_Entries supplied_.

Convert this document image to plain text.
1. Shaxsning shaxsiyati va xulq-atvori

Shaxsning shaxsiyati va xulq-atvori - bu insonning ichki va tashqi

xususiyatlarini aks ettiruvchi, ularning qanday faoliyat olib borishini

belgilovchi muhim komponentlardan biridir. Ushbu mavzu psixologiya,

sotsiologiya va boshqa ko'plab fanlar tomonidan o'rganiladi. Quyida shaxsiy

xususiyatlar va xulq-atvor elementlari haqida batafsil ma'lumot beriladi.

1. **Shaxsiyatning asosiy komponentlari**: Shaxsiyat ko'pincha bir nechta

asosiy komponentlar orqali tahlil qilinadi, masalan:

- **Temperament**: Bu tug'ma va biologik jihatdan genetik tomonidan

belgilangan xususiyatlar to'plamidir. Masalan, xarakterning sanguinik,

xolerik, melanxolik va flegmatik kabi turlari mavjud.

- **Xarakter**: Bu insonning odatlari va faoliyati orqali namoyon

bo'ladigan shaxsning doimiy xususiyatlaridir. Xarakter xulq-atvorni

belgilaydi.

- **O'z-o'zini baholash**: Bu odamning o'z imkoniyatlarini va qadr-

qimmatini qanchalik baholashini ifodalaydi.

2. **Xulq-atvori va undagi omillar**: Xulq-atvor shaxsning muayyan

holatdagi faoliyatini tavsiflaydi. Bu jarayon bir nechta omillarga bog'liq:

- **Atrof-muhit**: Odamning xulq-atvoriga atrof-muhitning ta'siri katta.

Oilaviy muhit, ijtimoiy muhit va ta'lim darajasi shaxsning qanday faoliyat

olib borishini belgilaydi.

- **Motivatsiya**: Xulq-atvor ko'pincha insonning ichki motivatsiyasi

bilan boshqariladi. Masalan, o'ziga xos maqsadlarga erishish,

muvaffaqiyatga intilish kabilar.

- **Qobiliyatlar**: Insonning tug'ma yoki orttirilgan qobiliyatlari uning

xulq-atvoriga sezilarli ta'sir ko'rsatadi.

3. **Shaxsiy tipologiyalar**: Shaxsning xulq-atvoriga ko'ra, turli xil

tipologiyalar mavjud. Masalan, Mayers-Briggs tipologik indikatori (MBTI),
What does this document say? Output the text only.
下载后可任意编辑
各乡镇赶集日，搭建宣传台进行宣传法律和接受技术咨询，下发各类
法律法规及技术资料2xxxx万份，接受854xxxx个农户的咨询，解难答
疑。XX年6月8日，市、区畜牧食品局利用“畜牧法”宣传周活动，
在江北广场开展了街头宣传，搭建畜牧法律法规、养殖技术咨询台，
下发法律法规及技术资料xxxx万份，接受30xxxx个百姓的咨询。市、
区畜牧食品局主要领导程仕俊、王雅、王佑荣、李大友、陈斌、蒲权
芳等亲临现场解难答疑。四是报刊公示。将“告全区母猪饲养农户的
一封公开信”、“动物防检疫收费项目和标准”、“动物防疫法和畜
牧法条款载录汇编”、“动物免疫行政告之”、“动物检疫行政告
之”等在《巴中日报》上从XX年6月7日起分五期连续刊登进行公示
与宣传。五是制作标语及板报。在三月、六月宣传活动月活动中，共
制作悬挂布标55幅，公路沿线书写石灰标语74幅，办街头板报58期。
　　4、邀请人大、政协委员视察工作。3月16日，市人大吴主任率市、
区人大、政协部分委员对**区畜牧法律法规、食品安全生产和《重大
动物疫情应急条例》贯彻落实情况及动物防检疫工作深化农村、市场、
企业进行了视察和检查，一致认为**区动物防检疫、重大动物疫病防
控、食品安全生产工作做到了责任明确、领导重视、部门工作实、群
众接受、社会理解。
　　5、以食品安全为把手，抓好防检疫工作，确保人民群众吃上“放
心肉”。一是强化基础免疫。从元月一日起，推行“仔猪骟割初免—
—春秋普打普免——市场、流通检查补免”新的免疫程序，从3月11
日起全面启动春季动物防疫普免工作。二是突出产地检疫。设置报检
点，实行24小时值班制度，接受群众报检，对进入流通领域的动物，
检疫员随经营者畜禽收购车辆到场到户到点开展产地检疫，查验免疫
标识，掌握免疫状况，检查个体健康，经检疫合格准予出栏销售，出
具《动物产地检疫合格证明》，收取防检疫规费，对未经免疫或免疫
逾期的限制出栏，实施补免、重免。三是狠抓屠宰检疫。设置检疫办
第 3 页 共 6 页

_What you need to do_. Find the word "belgilaydi" in the data and show each line that holds it.

_Reply to the exercise_.
belgilaydi.
olib borishini belgilaydi.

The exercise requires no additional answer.